■ Saved data entries ■
──────────────────────────────
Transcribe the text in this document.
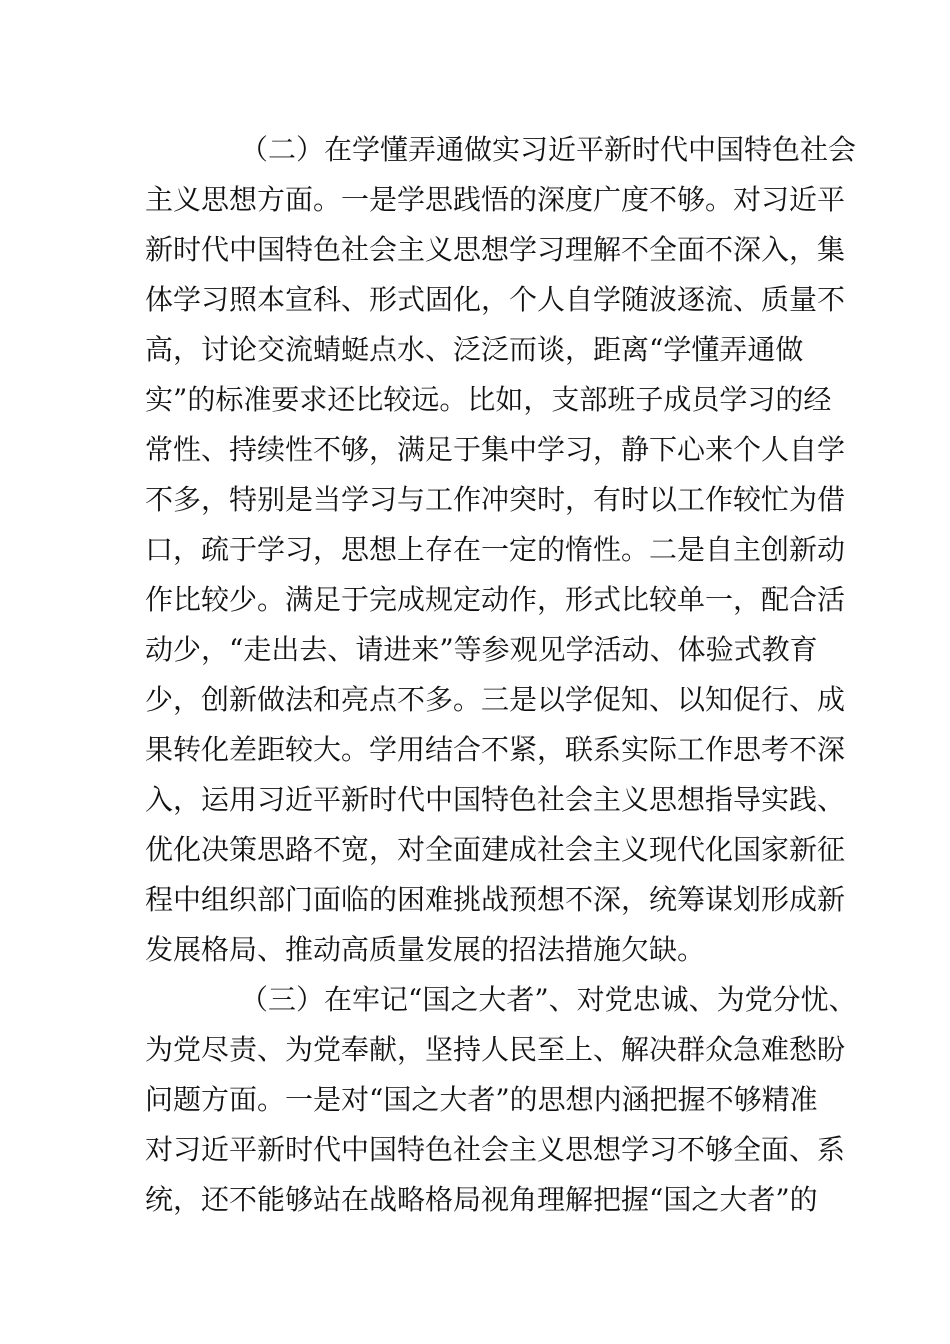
（二）在学懂弄通做实习近平新时代中国特色社会
主义思想方面。一是学思践悟的深度广度不够。对习近平
新时代中国特色社会主义思想学习理解不全面不深入，集
体学习照本宣科、形式固化，个人自学随波逐流、质量不
高，讨论交流蜻蜓点水、泛泛而谈，距离“学懂弄通做
实”的标准要求还比较远。比如，支部班子成员学习的经
常性、持续性不够，满足于集中学习，静下心来个人自学
不多，特别是当学习与工作冲突时，有时以工作较忙为借
口，疏于学习，思想上存在一定的惰性。二是自主创新动
作比较少。满足于完成规定动作，形式比较单一，配合活
动少，“走出去、请进来”等参观见学活动、体验式教育
少，创新做法和亮点不多。三是以学促知、以知促行、成
果转化差距较大。学用结合不紧，联系实际工作思考不深
入，运用习近平新时代中国特色社会主义思想指导实践、
优化决策思路不宽，对全面建成社会主义现代化国家新征
程中组织部门面临的困难挑战预想不深，统筹谋划形成新
发展格局、推动高质量发展的招法措施欠缺。
（三）在牢记“国之大者”、对党忠诚、为党分忧、
为党尽责、为党奉献，坚持人民至上、解决群众急难愁盼
问题方面。一是对“国之大者”的思想内涵把握不够精准
对习近平新时代中国特色社会主义思想学习不够全面、系
统，还不能够站在战略格局视角理解把握“国之大者”的
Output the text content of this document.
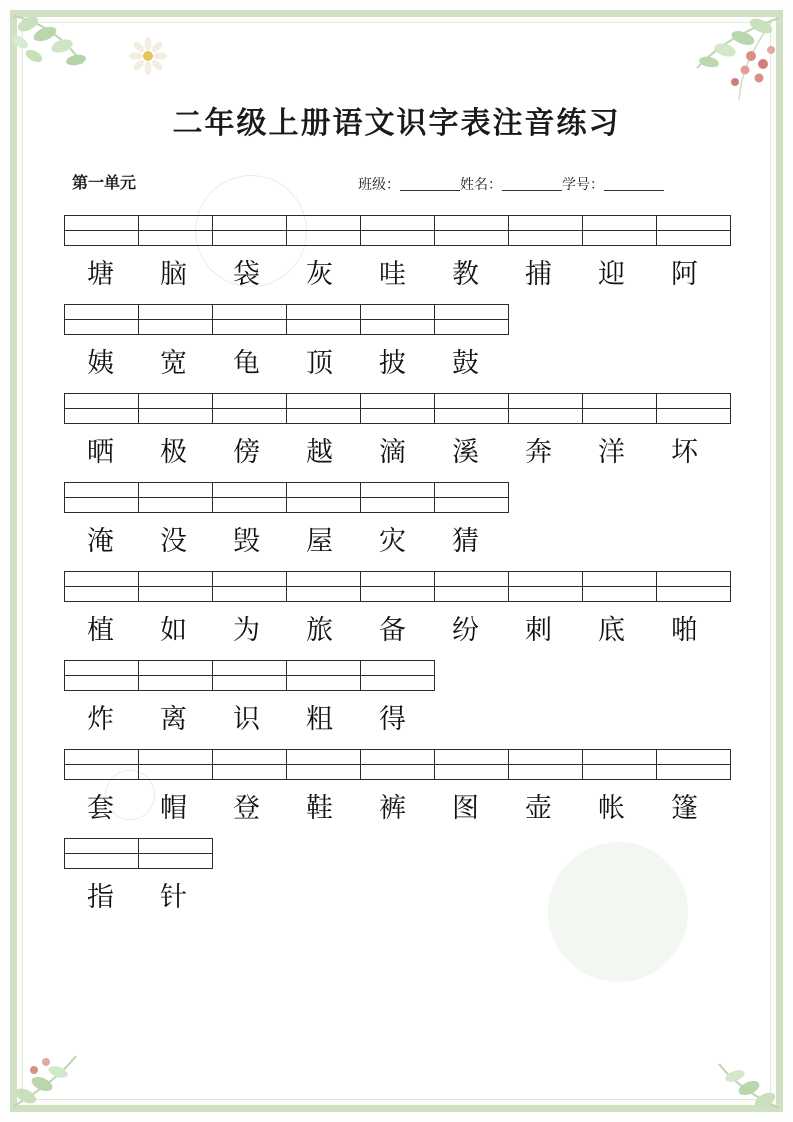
二年级上册语文识字表注音练习
第一单元	班级：	姓名：	学号：

塘	脑	袋	灰	哇	教	捕	迎	阿

姨	宽	龟	顶	披	鼓

晒	极	傍	越	滴	溪	奔	洋	坏

淹	没	毁	屋	灾	猜

植	如	为	旅	备	纷	刺	底	啪

炸	离	识	粗	得

套	帽	登	鞋	裤	图	壶	帐	篷

指	针
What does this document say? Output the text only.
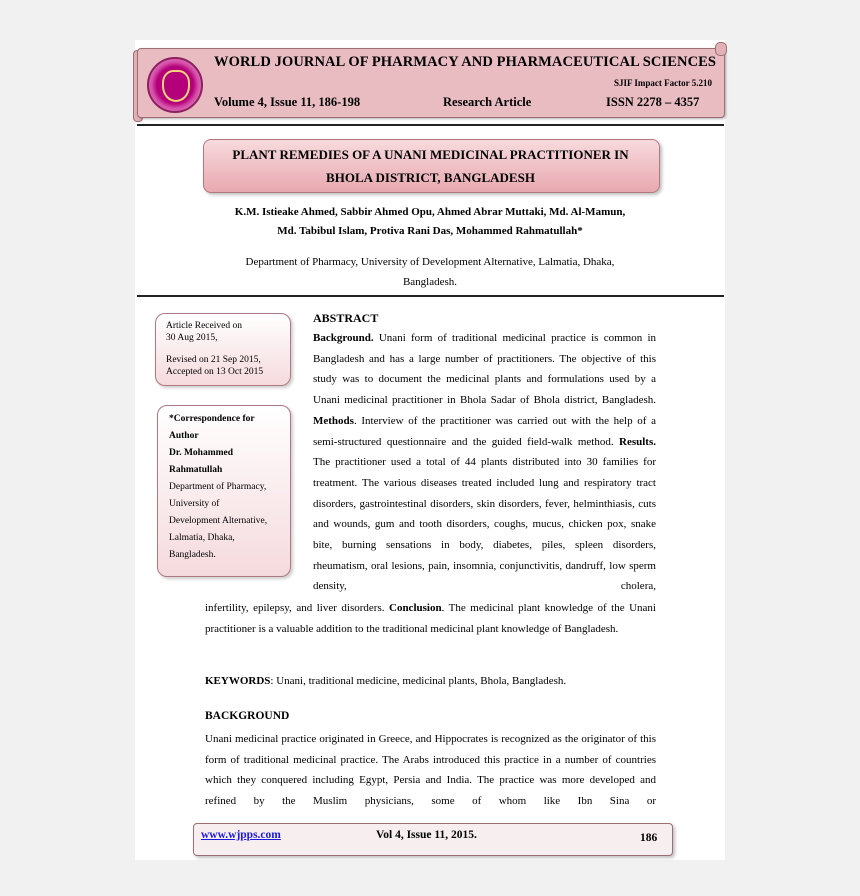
WORLD JOURNAL OF PHARMACY AND PHARMACEUTICAL SCIENCES
SJIF Impact Factor 5.210
Volume 4, Issue 11, 186-198	Research Article	ISSN 2278 – 4357
PLANT REMEDIES OF A UNANI MEDICINAL PRACTITIONER IN
BHOLA DISTRICT, BANGLADESH
K.M. Istieake Ahmed, Sabbir Ahmed Opu, Ahmed Abrar Muttaki, Md. Al-Mamun,
Md. Tabibul Islam, Protiva Rani Das, Mohammed Rahmatullah*
Department of Pharmacy, University of Development Alternative, Lalmatia, Dhaka,
Bangladesh.
Article Received on
30 Aug 2015,
Revised on 21 Sep 2015,
Accepted on 13 Oct 2015
*Correspondence for
Author
Dr. Mohammed
Rahmatullah
Department of Pharmacy,
University of
Development Alternative,
Lalmatia, Dhaka,
Bangladesh.
ABSTRACT

Background. Unani form of traditional medicinal practice is common in Bangladesh and has a large number of practitioners. The objective of this study was to document the medicinal plants and formulations used by a Unani medicinal practitioner in Bhola Sadar of Bhola district, Bangladesh. Methods. Interview of the practitioner was carried out with the help of a semi-structured questionnaire and the guided field-walk method. Results. The practitioner used a total of 44 plants distributed into 30 families for treatment. The various diseases treated included lung and respiratory tract disorders, gastrointestinal disorders, skin disorders, fever, helminthiasis, cuts and wounds, gum and tooth disorders, coughs, mucus, chicken pox, snake bite, burning sensations in body, diabetes, piles, spleen disorders, rheumatism, oral lesions, pain, insomnia, conjunctivitis, dandruff, low sperm density, cholera,

infertility, epilepsy, and liver disorders. Conclusion. The medicinal plant knowledge of the Unani practitioner is a valuable addition to the traditional medicinal plant knowledge of Bangladesh.
KEYWORDS: Unani, traditional medicine, medicinal plants, Bhola, Bangladesh.
BACKGROUND
Unani medicinal practice originated in Greece, and Hippocrates is recognized as the originator of this form of traditional medicinal practice. The Arabs introduced this practice in a number of countries which they conquered including Egypt, Persia and India. The practice was more developed and refined by the Muslim physicians, some of whom like Ibn Sina or
www.wjpps.com	Vol 4, Issue 11, 2015.	186
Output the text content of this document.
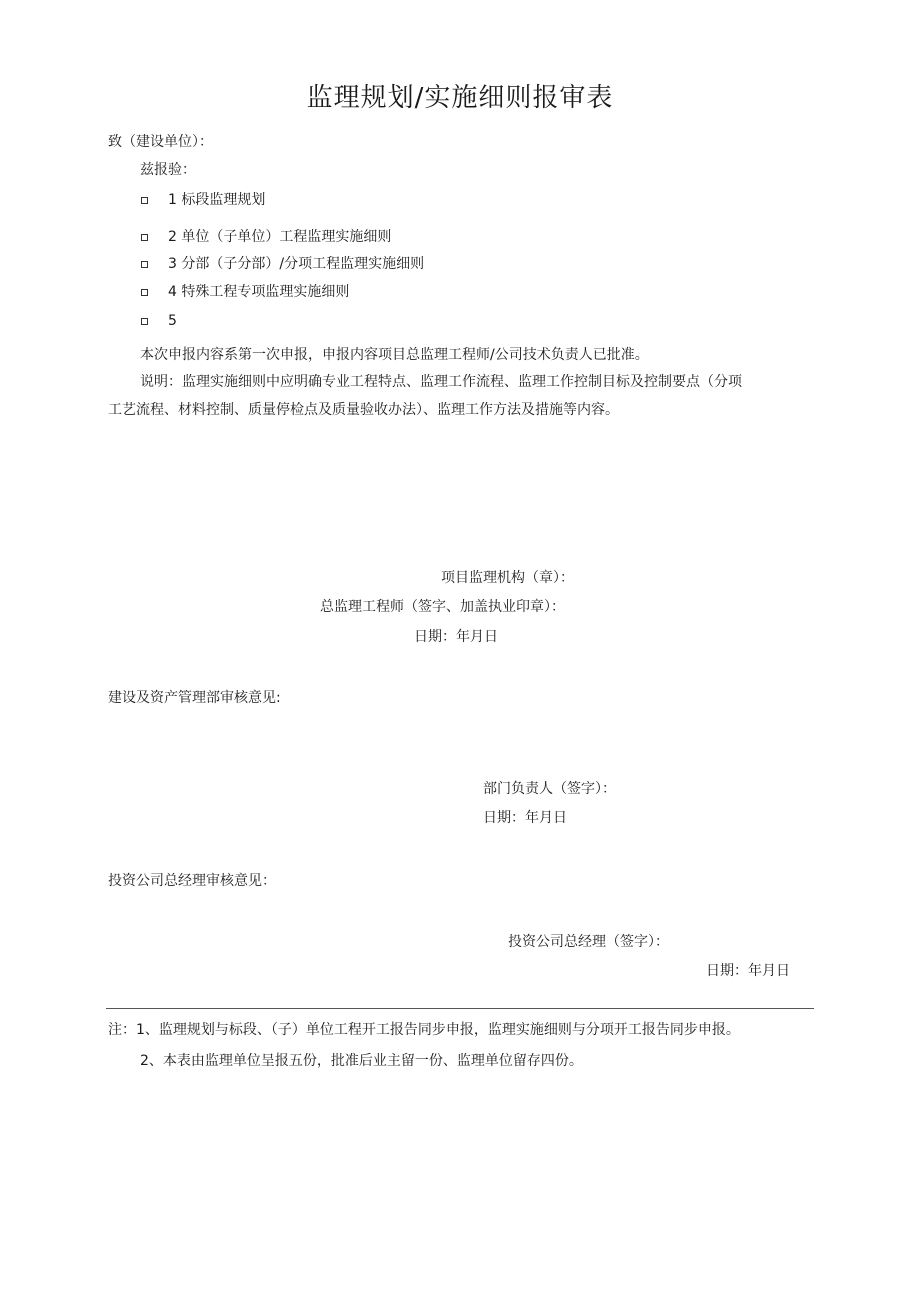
监理规划/实施细则报审表
致（建设单位）：
兹报验：
1 标段监理规划
2 单位（子单位）工程监理实施细则
3 分部（子分部）/分项工程监理实施细则
4 特殊工程专项监理实施细则
5
本次申报内容系第一次申报，申报内容项目总监理工程师/公司技术负责人已批准。
说明：监理实施细则中应明确专业工程特点、监理工作流程、监理工作控制目标及控制要点（分项
工艺流程、材料控制、质量停检点及质量验收办法）、监理工作方法及措施等内容。
项目监理机构（章）：
总监理工程师（签字、加盖执业印章）：
日期：年月日
建设及资产管理部审核意见:
部门负责人（签字）：
日期：年月日
投资公司总经理审核意见：
投资公司总经理（签字）：
日期：年月日
注：1、监理规划与标段、（子）单位工程开工报告同步申报，监理实施细则与分项开工报告同步申报。
2、本表由监理单位呈报五份，批准后业主留一份、监理单位留存四份。
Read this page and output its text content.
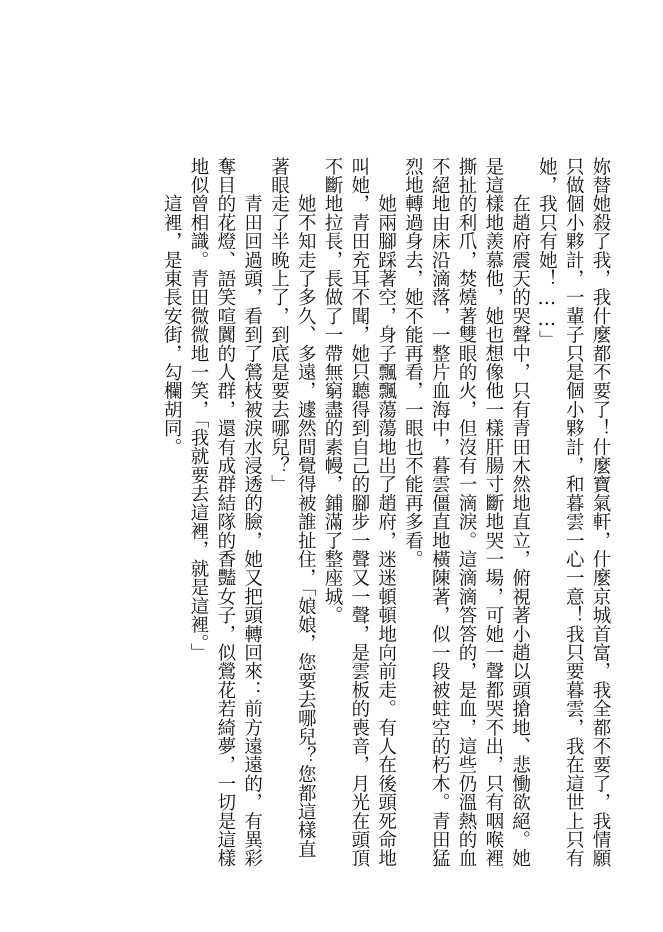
妳替她殺了我，我什麼都不要了！什麼寶氣軒，什麼京城首富，我全都不要了，我情願
只做個小夥計，一輩子只是個小夥計，和暮雲一心一意！我只要暮雲，我在這世上只有
她，我只有她！……」
　　在趙府震天的哭聲中，只有青田木然地直立，俯視著小趙以頭搶地、悲慟欲絕。她
是這樣地羨慕他，她也想像他一樣肝腸寸斷地哭一場，可她一聲都哭不出，只有咽喉裡
撕扯的利爪，焚燒著雙眼的火，但沒有一滴淚。這滴滴答答的，是血，這些仍溫熱的血
不絕地由床沿滴落，一整片血海中，暮雲僵直地橫陳著，似一段被蛀空的朽木。青田猛
烈地轉過身去，她不能再看，一眼也不能再多看。
　　她兩腳踩著空，身子飄飄蕩蕩地出了趙府，迷迷頓頓地向前走。有人在後頭死命地
叫她，青田充耳不聞，她只聽得到自己的腳步一聲又一聲，是雲板的喪音，月光在頭頂
不斷地拉長，長做了一帶無窮盡的素幔，鋪滿了整座城。
　　她不知走了多久、多遠，遽然間覺得被誰扯住，「娘娘，您要去哪兒？您都這樣直
著眼走了半晚上了，到底是要去哪兒？」
　　青田回過頭，看到了鶯枝被淚水浸透的臉，她又把頭轉回來：前方遠遠的，有異彩
奪目的花燈、語笑喧闐的人群，還有成群結隊的香豔女子，似鶯花若綺夢，一切是這樣
地似曾相識。青田微微地一笑，「我就要去這裡，就是這裡。」
　　這裡，是東長安街，勾欄胡同。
──────────────────────────────
■ What this task involves ■
Leave the images out and output the remaining material exactly as it stands.

■ Completed task ■
Transcribe the text in this document.
（二）在学懂弄通做实习近平新时代中国特色社会
主义思想方面。一是学思践悟的深度广度不够。对习近平
新时代中国特色社会主义思想学习理解不全面不深入，集
体学习照本宣科、形式固化，个人自学随波逐流、质量不
高，讨论交流蜻蜓点水、泛泛而谈，距离“学懂弄通做
实”的标准要求还比较远。比如，支部班子成员学习的经
常性、持续性不够，满足于集中学习，静下心来个人自学
不多，特别是当学习与工作冲突时，有时以工作较忙为借
口，疏于学习，思想上存在一定的惰性。二是自主创新动
作比较少。满足于完成规定动作，形式比较单一，配合活
动少，“走出去、请进来”等参观见学活动、体验式教育
少，创新做法和亮点不多。三是以学促知、以知促行、成
果转化差距较大。学用结合不紧，联系实际工作思考不深
入，运用习近平新时代中国特色社会主义思想指导实践、
优化决策思路不宽，对全面建成社会主义现代化国家新征
程中组织部门面临的困难挑战预想不深，统筹谋划形成新
发展格局、推动高质量发展的招法措施欠缺。
（三）在牢记“国之大者”、对党忠诚、为党分忧、
为党尽责、为党奉献，坚持人民至上、解决群众急难愁盼
问题方面。一是对“国之大者”的思想内涵把握不够精准
对习近平新时代中国特色社会主义思想学习不够全面、系
统，还不能够站在战略格局视角理解把握“国之大者”的
Output the text content of this document.
二年级上册语文识字表注音练习
第一单元	班级：	姓名：	学号：

塘	脑	袋	灰	哇	教	捕	迎	阿

姨	宽	龟	顶	披	鼓

晒	极	傍	越	滴	溪	奔	洋	坏

淹	没	毁	屋	灾	猜

植	如	为	旅	备	纷	刺	底	啪

炸	离	识	粗	得

套	帽	登	鞋	裤	图	壶	帐	篷

指	针
What does this document say? Output the text only.
WORLD JOURNAL OF PHARMACY AND PHARMACEUTICAL SCIENCES
SJIF Impact Factor 5.210
Volume 4, Issue 11, 186-198	Research Article	ISSN 2278 – 4357
PLANT REMEDIES OF A UNANI MEDICINAL PRACTITIONER IN
BHOLA DISTRICT, BANGLADESH
K.M. Istieake Ahmed, Sabbir Ahmed Opu, Ahmed Abrar Muttaki, Md. Al-Mamun,
Md. Tabibul Islam, Protiva Rani Das, Mohammed Rahmatullah*
Department of Pharmacy, University of Development Alternative, Lalmatia, Dhaka,
Bangladesh.
Article Received on
30 Aug 2015,
Revised on 21 Sep 2015,
Accepted on 13 Oct 2015
*Correspondence for
Author
Dr. Mohammed
Rahmatullah
Department of Pharmacy,
University of
Development Alternative,
Lalmatia, Dhaka,
Bangladesh.
ABSTRACT

Background. Unani form of traditional medicinal practice is common in Bangladesh and has a large number of practitioners. The objective of this study was to document the medicinal plants and formulations used by a Unani medicinal practitioner in Bhola Sadar of Bhola district, Bangladesh. Methods. Interview of the practitioner was carried out with the help of a semi-structured questionnaire and the guided field-walk method. Results. The practitioner used a total of 44 plants distributed into 30 families for treatment. The various diseases treated included lung and respiratory tract disorders, gastrointestinal disorders, skin disorders, fever, helminthiasis, cuts and wounds, gum and tooth disorders, coughs, mucus, chicken pox, snake bite, burning sensations in body, diabetes, piles, spleen disorders, rheumatism, oral lesions, pain, insomnia, conjunctivitis, dandruff, low sperm density, cholera,

infertility, epilepsy, and liver disorders. Conclusion. The medicinal plant knowledge of the Unani practitioner is a valuable addition to the traditional medicinal plant knowledge of Bangladesh.
KEYWORDS: Unani, traditional medicine, medicinal plants, Bhola, Bangladesh.
BACKGROUND
Unani medicinal practice originated in Greece, and Hippocrates is recognized as the originator of this form of traditional medicinal practice. The Arabs introduced this practice in a number of countries which they conquered including Egypt, Persia and India. The practice was more developed and refined by the Muslim physicians, some of whom like Ibn Sina or
www.wjpps.com	Vol 4, Issue 11, 2015.	186
Output the text content of this document.
监理规划/实施细则报审表
致（建设单位）：
兹报验：
1 标段监理规划
2 单位（子单位）工程监理实施细则
3 分部（子分部）/分项工程监理实施细则
4 特殊工程专项监理实施细则
5
本次申报内容系第一次申报，申报内容项目总监理工程师/公司技术负责人已批准。
说明：监理实施细则中应明确专业工程特点、监理工作流程、监理工作控制目标及控制要点（分项
工艺流程、材料控制、质量停检点及质量验收办法）、监理工作方法及措施等内容。
项目监理机构（章）：
总监理工程师（签字、加盖执业印章）：
日期：年月日
建设及资产管理部审核意见:
部门负责人（签字）：
日期：年月日
投资公司总经理审核意见：
投资公司总经理（签字）：
日期：年月日
注：1、监理规划与标段、（子）单位工程开工报告同步申报，监理实施细则与分项开工报告同步申报。
2、本表由监理单位呈报五份，批准后业主留一份、监理单位留存四份。
Read this page and output its text content.
妳替她殺了我，我什麼都不要了！什麼寶氣軒，什麼京城首富，我全都不要了，我情願
只做個小夥計，一輩子只是個小夥計，和暮雲一心一意！我只要暮雲，我在這世上只有
她，我只有她！……」
　　在趙府震天的哭聲中，只有青田木然地直立，俯視著小趙以頭搶地、悲慟欲絕。她
是這樣地羨慕他，她也想像他一樣肝腸寸斷地哭一場，可她一聲都哭不出，只有咽喉裡
撕扯的利爪，焚燒著雙眼的火，但沒有一滴淚。這滴滴答答的，是血，這些仍溫熱的血
不絕地由床沿滴落，一整片血海中，暮雲僵直地橫陳著，似一段被蛀空的朽木。青田猛
烈地轉過身去，她不能再看，一眼也不能再多看。
　　她兩腳踩著空，身子飄飄蕩蕩地出了趙府，迷迷頓頓地向前走。有人在後頭死命地
叫她，青田充耳不聞，她只聽得到自己的腳步一聲又一聲，是雲板的喪音，月光在頭頂
不斷地拉長，長做了一帶無窮盡的素幔，鋪滿了整座城。
　　她不知走了多久、多遠，遽然間覺得被誰扯住，「娘娘，您要去哪兒？您都這樣直
著眼走了半晚上了，到底是要去哪兒？」
　　青田回過頭，看到了鶯枝被淚水浸透的臉，她又把頭轉回來：前方遠遠的，有異彩
奪目的花燈、語笑喧闐的人群，還有成群結隊的香豔女子，似鶯花若綺夢，一切是這樣
地似曾相識。青田微微地一笑，「我就要去這裡，就是這裡。」
　　這裡，是東長安街，勾欄胡同。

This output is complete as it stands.